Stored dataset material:
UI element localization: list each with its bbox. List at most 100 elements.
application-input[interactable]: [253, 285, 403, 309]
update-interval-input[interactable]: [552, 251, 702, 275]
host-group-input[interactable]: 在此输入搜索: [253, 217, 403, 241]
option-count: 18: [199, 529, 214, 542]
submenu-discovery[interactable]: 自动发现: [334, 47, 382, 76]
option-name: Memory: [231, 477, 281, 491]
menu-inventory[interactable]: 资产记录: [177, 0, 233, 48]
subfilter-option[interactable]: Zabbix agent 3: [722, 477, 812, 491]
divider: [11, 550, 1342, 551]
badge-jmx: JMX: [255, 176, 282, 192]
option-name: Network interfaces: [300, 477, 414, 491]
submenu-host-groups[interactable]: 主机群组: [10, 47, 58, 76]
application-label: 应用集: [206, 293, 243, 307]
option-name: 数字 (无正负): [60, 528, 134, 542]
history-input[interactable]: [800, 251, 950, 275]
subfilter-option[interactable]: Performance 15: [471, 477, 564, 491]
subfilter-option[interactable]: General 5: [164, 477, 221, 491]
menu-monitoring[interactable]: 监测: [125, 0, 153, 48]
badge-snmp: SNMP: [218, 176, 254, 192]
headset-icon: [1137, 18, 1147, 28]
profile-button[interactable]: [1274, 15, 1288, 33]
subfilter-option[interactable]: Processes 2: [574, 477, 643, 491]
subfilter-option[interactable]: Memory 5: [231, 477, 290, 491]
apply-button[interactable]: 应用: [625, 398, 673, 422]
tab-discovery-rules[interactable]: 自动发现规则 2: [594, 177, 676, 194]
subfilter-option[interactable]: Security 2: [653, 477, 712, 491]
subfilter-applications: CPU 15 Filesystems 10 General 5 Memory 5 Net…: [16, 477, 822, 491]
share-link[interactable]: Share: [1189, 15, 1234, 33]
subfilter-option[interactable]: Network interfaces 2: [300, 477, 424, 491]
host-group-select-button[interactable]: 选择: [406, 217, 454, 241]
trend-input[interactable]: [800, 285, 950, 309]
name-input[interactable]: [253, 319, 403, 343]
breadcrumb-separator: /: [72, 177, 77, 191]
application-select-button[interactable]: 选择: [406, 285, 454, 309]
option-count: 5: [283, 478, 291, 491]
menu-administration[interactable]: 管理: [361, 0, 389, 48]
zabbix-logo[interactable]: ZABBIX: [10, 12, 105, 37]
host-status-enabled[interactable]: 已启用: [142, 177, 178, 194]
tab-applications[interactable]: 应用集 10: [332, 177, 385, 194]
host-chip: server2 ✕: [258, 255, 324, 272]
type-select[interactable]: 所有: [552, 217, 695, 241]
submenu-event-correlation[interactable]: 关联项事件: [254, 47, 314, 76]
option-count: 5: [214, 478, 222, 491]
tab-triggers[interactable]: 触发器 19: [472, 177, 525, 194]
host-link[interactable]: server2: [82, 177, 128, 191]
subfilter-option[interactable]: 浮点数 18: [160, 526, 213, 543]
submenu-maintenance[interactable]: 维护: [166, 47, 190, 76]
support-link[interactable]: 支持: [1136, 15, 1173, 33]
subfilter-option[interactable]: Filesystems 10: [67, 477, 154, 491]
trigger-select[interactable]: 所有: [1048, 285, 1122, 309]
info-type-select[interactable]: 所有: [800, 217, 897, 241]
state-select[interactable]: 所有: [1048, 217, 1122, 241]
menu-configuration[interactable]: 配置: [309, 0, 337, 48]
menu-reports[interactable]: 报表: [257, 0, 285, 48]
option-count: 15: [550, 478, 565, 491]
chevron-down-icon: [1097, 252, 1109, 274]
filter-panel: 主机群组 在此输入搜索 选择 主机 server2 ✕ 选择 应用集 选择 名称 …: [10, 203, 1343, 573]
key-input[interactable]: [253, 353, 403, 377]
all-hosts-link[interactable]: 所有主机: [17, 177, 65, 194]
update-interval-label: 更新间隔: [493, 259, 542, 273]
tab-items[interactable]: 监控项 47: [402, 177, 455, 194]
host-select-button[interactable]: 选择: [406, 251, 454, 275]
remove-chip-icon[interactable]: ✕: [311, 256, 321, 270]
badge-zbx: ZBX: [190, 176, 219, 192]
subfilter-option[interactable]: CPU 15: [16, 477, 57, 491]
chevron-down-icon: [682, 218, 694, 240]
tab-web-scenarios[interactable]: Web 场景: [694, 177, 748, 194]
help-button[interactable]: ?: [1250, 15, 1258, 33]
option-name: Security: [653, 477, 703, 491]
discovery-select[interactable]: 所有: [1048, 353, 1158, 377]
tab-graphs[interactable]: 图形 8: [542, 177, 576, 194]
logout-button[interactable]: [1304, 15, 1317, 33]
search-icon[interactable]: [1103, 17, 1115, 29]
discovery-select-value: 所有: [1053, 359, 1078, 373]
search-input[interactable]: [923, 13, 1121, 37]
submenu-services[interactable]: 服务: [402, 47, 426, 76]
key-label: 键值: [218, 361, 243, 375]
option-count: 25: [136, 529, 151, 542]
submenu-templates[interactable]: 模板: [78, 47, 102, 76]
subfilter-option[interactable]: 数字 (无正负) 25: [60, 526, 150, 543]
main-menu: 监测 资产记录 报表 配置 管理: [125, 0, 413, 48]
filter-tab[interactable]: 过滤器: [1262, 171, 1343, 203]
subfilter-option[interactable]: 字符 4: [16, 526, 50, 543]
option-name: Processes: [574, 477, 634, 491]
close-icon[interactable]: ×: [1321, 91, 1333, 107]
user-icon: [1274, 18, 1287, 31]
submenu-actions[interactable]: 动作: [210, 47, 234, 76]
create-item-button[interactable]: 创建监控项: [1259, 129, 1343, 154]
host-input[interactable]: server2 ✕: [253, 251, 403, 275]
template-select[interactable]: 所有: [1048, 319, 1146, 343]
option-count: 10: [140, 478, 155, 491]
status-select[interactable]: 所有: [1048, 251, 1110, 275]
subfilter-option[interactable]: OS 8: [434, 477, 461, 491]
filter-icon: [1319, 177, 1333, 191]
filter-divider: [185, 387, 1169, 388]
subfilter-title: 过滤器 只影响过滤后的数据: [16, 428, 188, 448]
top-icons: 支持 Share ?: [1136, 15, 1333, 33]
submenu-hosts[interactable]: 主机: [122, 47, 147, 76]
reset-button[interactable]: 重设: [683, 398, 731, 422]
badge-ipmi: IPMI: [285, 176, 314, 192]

Requirement.
Retype every line of the material above without any changes.

Correct output.
UI element localization: list each with its bbox. List at most 100 elements.
application-input[interactable]: [253, 285, 403, 309]
update-interval-input[interactable]: [552, 251, 702, 275]
host-group-input[interactable]: 在此输入搜索: [253, 217, 403, 241]
option-count: 18: [199, 529, 214, 542]
submenu-discovery[interactable]: 自动发现: [334, 47, 382, 76]
option-name: Memory: [231, 477, 281, 491]
menu-inventory[interactable]: 资产记录: [177, 0, 233, 48]
subfilter-option[interactable]: Zabbix agent 3: [722, 477, 812, 491]
divider: [11, 550, 1342, 551]
badge-jmx: JMX: [255, 176, 282, 192]
option-name: Network interfaces: [300, 477, 414, 491]
submenu-host-groups[interactable]: 主机群组: [10, 47, 58, 76]
application-label: 应用集: [206, 293, 243, 307]
option-name: 数字 (无正负): [60, 528, 134, 542]
history-input[interactable]: [800, 251, 950, 275]
subfilter-option[interactable]: Performance 15: [471, 477, 564, 491]
subfilter-option[interactable]: General 5: [164, 477, 221, 491]
menu-monitoring[interactable]: 监测: [125, 0, 153, 48]
badge-snmp: SNMP: [218, 176, 254, 192]
headset-icon: [1137, 18, 1147, 28]
profile-button[interactable]: [1274, 15, 1288, 33]
subfilter-option[interactable]: Processes 2: [574, 477, 643, 491]
subfilter-option[interactable]: Memory 5: [231, 477, 290, 491]
apply-button[interactable]: 应用: [625, 398, 673, 422]
tab-discovery-rules[interactable]: 自动发现规则 2: [594, 177, 676, 194]
subfilter-option[interactable]: Security 2: [653, 477, 712, 491]
subfilter-applications: CPU 15 Filesystems 10 General 5 Memory 5 Net…: [16, 477, 822, 491]
share-link[interactable]: Share: [1189, 15, 1234, 33]
subfilter-option[interactable]: Network interfaces 2: [300, 477, 424, 491]
host-group-select-button[interactable]: 选择: [406, 217, 454, 241]
trend-input[interactable]: [800, 285, 950, 309]
name-input[interactable]: [253, 319, 403, 343]
breadcrumb-separator: /: [72, 177, 77, 191]
application-select-button[interactable]: 选择: [406, 285, 454, 309]
option-count: 5: [283, 478, 291, 491]
menu-administration[interactable]: 管理: [361, 0, 389, 48]
zabbix-logo[interactable]: ZABBIX: [10, 12, 105, 37]
host-status-enabled[interactable]: 已启用: [142, 177, 178, 194]
tab-applications[interactable]: 应用集 10: [332, 177, 385, 194]
host-chip: server2 ✕: [258, 255, 324, 272]
type-select[interactable]: 所有: [552, 217, 695, 241]
submenu-event-correlation[interactable]: 关联项事件: [254, 47, 314, 76]
option-count: 5: [214, 478, 222, 491]
tab-triggers[interactable]: 触发器 19: [472, 177, 525, 194]
host-link[interactable]: server2: [82, 177, 128, 191]
subfilter-option[interactable]: 浮点数 18: [160, 526, 213, 543]
submenu-maintenance[interactable]: 维护: [166, 47, 190, 76]
support-link[interactable]: 支持: [1136, 15, 1173, 33]
subfilter-option[interactable]: Filesystems 10: [67, 477, 154, 491]
trigger-select[interactable]: 所有: [1048, 285, 1122, 309]
info-type-select[interactable]: 所有: [800, 217, 897, 241]
state-select[interactable]: 所有: [1048, 217, 1122, 241]
menu-configuration[interactable]: 配置: [309, 0, 337, 48]
menu-reports[interactable]: 报表: [257, 0, 285, 48]
option-count: 15: [550, 478, 565, 491]
chevron-down-icon: [1097, 252, 1109, 274]
filter-panel: 主机群组 在此输入搜索 选择 主机 server2 ✕ 选择 应用集 选择 名称 …: [10, 203, 1343, 573]
key-input[interactable]: [253, 353, 403, 377]
all-hosts-link[interactable]: 所有主机: [17, 177, 65, 194]
update-interval-label: 更新间隔: [493, 259, 542, 273]
tab-items[interactable]: 监控项 47: [402, 177, 455, 194]
host-select-button[interactable]: 选择: [406, 251, 454, 275]
remove-chip-icon[interactable]: ✕: [311, 256, 321, 270]
badge-zbx: ZBX: [190, 176, 219, 192]
subfilter-option[interactable]: CPU 15: [16, 477, 57, 491]
chevron-down-icon: [682, 218, 694, 240]
tab-web-scenarios[interactable]: Web 场景: [694, 177, 748, 194]
help-button[interactable]: ?: [1250, 15, 1258, 33]
option-name: Security: [653, 477, 703, 491]
discovery-select[interactable]: 所有: [1048, 353, 1158, 377]
tab-graphs[interactable]: 图形 8: [542, 177, 576, 194]
logout-button[interactable]: [1304, 15, 1317, 33]
search-icon[interactable]: [1103, 17, 1115, 29]
discovery-select-value: 所有: [1053, 359, 1078, 373]
search-input[interactable]: [923, 13, 1121, 37]
submenu-services[interactable]: 服务: [402, 47, 426, 76]
key-label: 键值: [218, 361, 243, 375]
option-count: 25: [136, 529, 151, 542]
submenu-templates[interactable]: 模板: [78, 47, 102, 76]
subfilter-option[interactable]: 数字 (无正负) 25: [60, 526, 150, 543]
main-menu: 监测 资产记录 报表 配置 管理: [125, 0, 413, 48]
filter-tab[interactable]: 过滤器: [1262, 171, 1343, 203]
subfilter-option[interactable]: 字符 4: [16, 526, 50, 543]
option-name: Processes: [574, 477, 634, 491]
close-icon[interactable]: ×: [1321, 91, 1333, 107]
user-icon: [1274, 18, 1287, 31]
submenu-actions[interactable]: 动作: [210, 47, 234, 76]
create-item-button[interactable]: 创建监控项: [1259, 129, 1343, 154]
host-input[interactable]: server2 ✕: [253, 251, 403, 275]
template-select[interactable]: 所有: [1048, 319, 1146, 343]
option-count: 10: [140, 478, 155, 491]
status-select[interactable]: 所有: [1048, 251, 1110, 275]
subfilter-option[interactable]: OS 8: [434, 477, 461, 491]
filter-icon: [1319, 177, 1333, 191]
filter-divider: [185, 387, 1169, 388]
subfilter-title: 过滤器 只影响过滤后的数据: [16, 428, 188, 448]
top-icons: 支持 Share ?: [1136, 15, 1333, 33]
submenu-hosts[interactable]: 主机: [122, 47, 147, 76]
reset-button[interactable]: 重设: [683, 398, 731, 422]
badge-ipmi: IPMI: [285, 176, 314, 192]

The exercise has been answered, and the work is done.